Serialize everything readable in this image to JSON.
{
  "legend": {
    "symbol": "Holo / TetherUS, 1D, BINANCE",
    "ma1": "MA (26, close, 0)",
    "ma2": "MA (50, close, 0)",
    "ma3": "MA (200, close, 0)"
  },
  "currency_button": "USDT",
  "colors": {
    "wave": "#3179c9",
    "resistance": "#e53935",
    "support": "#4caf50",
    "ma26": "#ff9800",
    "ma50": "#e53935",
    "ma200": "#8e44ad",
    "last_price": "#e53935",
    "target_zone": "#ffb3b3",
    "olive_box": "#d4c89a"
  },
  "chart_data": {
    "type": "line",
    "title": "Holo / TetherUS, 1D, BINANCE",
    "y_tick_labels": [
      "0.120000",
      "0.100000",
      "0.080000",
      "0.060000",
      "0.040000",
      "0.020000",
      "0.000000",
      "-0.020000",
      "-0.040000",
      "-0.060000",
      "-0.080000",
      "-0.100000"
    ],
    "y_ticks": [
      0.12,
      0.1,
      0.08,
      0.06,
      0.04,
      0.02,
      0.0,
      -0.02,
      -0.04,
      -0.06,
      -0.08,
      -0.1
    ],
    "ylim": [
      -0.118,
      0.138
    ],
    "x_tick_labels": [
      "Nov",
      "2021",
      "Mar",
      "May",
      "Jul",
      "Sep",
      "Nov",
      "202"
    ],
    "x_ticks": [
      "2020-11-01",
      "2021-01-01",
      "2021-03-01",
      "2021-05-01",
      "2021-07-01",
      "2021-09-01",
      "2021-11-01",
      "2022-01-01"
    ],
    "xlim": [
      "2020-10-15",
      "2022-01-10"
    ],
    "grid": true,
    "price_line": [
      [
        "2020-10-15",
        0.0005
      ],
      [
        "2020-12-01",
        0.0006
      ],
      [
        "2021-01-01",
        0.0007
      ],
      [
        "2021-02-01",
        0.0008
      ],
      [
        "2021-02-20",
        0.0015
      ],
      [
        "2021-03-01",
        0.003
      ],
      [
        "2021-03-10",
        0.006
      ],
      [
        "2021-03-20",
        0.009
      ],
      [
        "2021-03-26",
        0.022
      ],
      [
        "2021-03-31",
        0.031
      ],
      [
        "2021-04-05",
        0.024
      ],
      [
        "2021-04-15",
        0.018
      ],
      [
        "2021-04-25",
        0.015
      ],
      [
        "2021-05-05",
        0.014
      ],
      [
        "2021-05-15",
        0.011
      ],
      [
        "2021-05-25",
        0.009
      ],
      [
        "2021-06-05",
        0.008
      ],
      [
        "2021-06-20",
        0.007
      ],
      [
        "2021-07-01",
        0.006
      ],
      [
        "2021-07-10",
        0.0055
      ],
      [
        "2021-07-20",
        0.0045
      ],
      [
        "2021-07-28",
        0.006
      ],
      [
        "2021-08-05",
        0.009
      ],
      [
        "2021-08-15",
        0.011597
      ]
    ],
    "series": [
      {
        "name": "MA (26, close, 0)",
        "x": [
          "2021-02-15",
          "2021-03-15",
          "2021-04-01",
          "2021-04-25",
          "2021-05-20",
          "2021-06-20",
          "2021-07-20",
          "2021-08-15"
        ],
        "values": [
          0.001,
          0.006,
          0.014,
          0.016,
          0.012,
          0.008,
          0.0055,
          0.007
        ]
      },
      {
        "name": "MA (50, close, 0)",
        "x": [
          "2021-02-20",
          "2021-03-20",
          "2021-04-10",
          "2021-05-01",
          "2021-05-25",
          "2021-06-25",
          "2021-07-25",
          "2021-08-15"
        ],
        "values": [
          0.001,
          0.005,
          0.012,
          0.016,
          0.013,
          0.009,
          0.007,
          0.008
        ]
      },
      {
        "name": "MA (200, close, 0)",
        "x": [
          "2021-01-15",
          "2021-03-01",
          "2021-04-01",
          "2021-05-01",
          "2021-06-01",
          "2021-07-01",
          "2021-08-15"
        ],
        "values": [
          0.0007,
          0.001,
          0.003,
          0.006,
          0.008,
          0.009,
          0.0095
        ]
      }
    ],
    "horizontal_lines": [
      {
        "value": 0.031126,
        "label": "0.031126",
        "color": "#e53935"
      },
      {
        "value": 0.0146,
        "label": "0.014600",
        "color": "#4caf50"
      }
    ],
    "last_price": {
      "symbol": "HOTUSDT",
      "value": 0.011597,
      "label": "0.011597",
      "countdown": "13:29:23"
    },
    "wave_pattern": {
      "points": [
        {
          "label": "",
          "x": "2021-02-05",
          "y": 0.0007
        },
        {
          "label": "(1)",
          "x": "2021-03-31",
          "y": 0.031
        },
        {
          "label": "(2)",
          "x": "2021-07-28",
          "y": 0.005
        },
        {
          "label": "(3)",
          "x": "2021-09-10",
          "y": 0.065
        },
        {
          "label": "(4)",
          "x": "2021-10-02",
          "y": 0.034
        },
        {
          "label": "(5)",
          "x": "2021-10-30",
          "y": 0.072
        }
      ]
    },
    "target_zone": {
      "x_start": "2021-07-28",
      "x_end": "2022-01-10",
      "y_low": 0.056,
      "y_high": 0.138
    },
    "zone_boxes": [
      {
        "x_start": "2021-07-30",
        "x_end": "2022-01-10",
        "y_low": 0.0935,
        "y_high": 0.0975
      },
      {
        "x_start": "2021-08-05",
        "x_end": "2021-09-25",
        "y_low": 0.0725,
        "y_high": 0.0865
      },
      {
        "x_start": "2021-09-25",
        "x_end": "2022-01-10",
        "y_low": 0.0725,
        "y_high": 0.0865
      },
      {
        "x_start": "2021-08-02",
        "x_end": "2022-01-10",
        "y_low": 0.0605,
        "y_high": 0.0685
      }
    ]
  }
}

* * *

▶ _Given instruction_: Copy out each record from above, exactly.

▶ _Solution for this task_:
Serialize everything readable in this image to JSON.
{
  "legend": {
    "symbol": "Holo / TetherUS, 1D, BINANCE",
    "ma1": "MA (26, close, 0)",
    "ma2": "MA (50, close, 0)",
    "ma3": "MA (200, close, 0)"
  },
  "currency_button": "USDT",
  "colors": {
    "wave": "#3179c9",
    "resistance": "#e53935",
    "support": "#4caf50",
    "ma26": "#ff9800",
    "ma50": "#e53935",
    "ma200": "#8e44ad",
    "last_price": "#e53935",
    "target_zone": "#ffb3b3",
    "olive_box": "#d4c89a"
  },
  "chart_data": {
    "type": "line",
    "title": "Holo / TetherUS, 1D, BINANCE",
    "y_tick_labels": [
      "0.120000",
      "0.100000",
      "0.080000",
      "0.060000",
      "0.040000",
      "0.020000",
      "0.000000",
      "-0.020000",
      "-0.040000",
      "-0.060000",
      "-0.080000",
      "-0.100000"
    ],
    "y_ticks": [
      0.12,
      0.1,
      0.08,
      0.06,
      0.04,
      0.02,
      0.0,
      -0.02,
      -0.04,
      -0.06,
      -0.08,
      -0.1
    ],
    "ylim": [
      -0.118,
      0.138
    ],
    "x_tick_labels": [
      "Nov",
      "2021",
      "Mar",
      "May",
      "Jul",
      "Sep",
      "Nov",
      "202"
    ],
    "x_ticks": [
      "2020-11-01",
      "2021-01-01",
      "2021-03-01",
      "2021-05-01",
      "2021-07-01",
      "2021-09-01",
      "2021-11-01",
      "2022-01-01"
    ],
    "xlim": [
      "2020-10-15",
      "2022-01-10"
    ],
    "grid": true,
    "price_line": [
      [
        "2020-10-15",
        0.0005
      ],
      [
        "2020-12-01",
        0.0006
      ],
      [
        "2021-01-01",
        0.0007
      ],
      [
        "2021-02-01",
        0.0008
      ],
      [
        "2021-02-20",
        0.0015
      ],
      [
        "2021-03-01",
        0.003
      ],
      [
        "2021-03-10",
        0.006
      ],
      [
        "2021-03-20",
        0.009
      ],
      [
        "2021-03-26",
        0.022
      ],
      [
        "2021-03-31",
        0.031
      ],
      [
        "2021-04-05",
        0.024
      ],
      [
        "2021-04-15",
        0.018
      ],
      [
        "2021-04-25",
        0.015
      ],
      [
        "2021-05-05",
        0.014
      ],
      [
        "2021-05-15",
        0.011
      ],
      [
        "2021-05-25",
        0.009
      ],
      [
        "2021-06-05",
        0.008
      ],
      [
        "2021-06-20",
        0.007
      ],
      [
        "2021-07-01",
        0.006
      ],
      [
        "2021-07-10",
        0.0055
      ],
      [
        "2021-07-20",
        0.0045
      ],
      [
        "2021-07-28",
        0.006
      ],
      [
        "2021-08-05",
        0.009
      ],
      [
        "2021-08-15",
        0.011597
      ]
    ],
    "series": [
      {
        "name": "MA (26, close, 0)",
        "x": [
          "2021-02-15",
          "2021-03-15",
          "2021-04-01",
          "2021-04-25",
          "2021-05-20",
          "2021-06-20",
          "2021-07-20",
          "2021-08-15"
        ],
        "values": [
          0.001,
          0.006,
          0.014,
          0.016,
          0.012,
          0.008,
          0.0055,
          0.007
        ]
      },
      {
        "name": "MA (50, close, 0)",
        "x": [
          "2021-02-20",
          "2021-03-20",
          "2021-04-10",
          "2021-05-01",
          "2021-05-25",
          "2021-06-25",
          "2021-07-25",
          "2021-08-15"
        ],
        "values": [
          0.001,
          0.005,
          0.012,
          0.016,
          0.013,
          0.009,
          0.007,
          0.008
        ]
      },
      {
        "name": "MA (200, close, 0)",
        "x": [
          "2021-01-15",
          "2021-03-01",
          "2021-04-01",
          "2021-05-01",
          "2021-06-01",
          "2021-07-01",
          "2021-08-15"
        ],
        "values": [
          0.0007,
          0.001,
          0.003,
          0.006,
          0.008,
          0.009,
          0.0095
        ]
      }
    ],
    "horizontal_lines": [
      {
        "value": 0.031126,
        "label": "0.031126",
        "color": "#e53935"
      },
      {
        "value": 0.0146,
        "label": "0.014600",
        "color": "#4caf50"
      }
    ],
    "last_price": {
      "symbol": "HOTUSDT",
      "value": 0.011597,
      "label": "0.011597",
      "countdown": "13:29:23"
    },
    "wave_pattern": {
      "points": [
        {
          "label": "",
          "x": "2021-02-05",
          "y": 0.0007
        },
        {
          "label": "(1)",
          "x": "2021-03-31",
          "y": 0.031
        },
        {
          "label": "(2)",
          "x": "2021-07-28",
          "y": 0.005
        },
        {
          "label": "(3)",
          "x": "2021-09-10",
          "y": 0.065
        },
        {
          "label": "(4)",
          "x": "2021-10-02",
          "y": 0.034
        },
        {
          "label": "(5)",
          "x": "2021-10-30",
          "y": 0.072
        }
      ]
    },
    "target_zone": {
      "x_start": "2021-07-28",
      "x_end": "2022-01-10",
      "y_low": 0.056,
      "y_high": 0.138
    },
    "zone_boxes": [
      {
        "x_start": "2021-07-30",
        "x_end": "2022-01-10",
        "y_low": 0.0935,
        "y_high": 0.0975
      },
      {
        "x_start": "2021-08-05",
        "x_end": "2021-09-25",
        "y_low": 0.0725,
        "y_high": 0.0865
      },
      {
        "x_start": "2021-09-25",
        "x_end": "2022-01-10",
        "y_low": 0.0725,
        "y_high": 0.0865
      },
      {
        "x_start": "2021-08-02",
        "x_end": "2022-01-10",
        "y_low": 0.0605,
        "y_high": 0.0685
      }
    ]
  }
}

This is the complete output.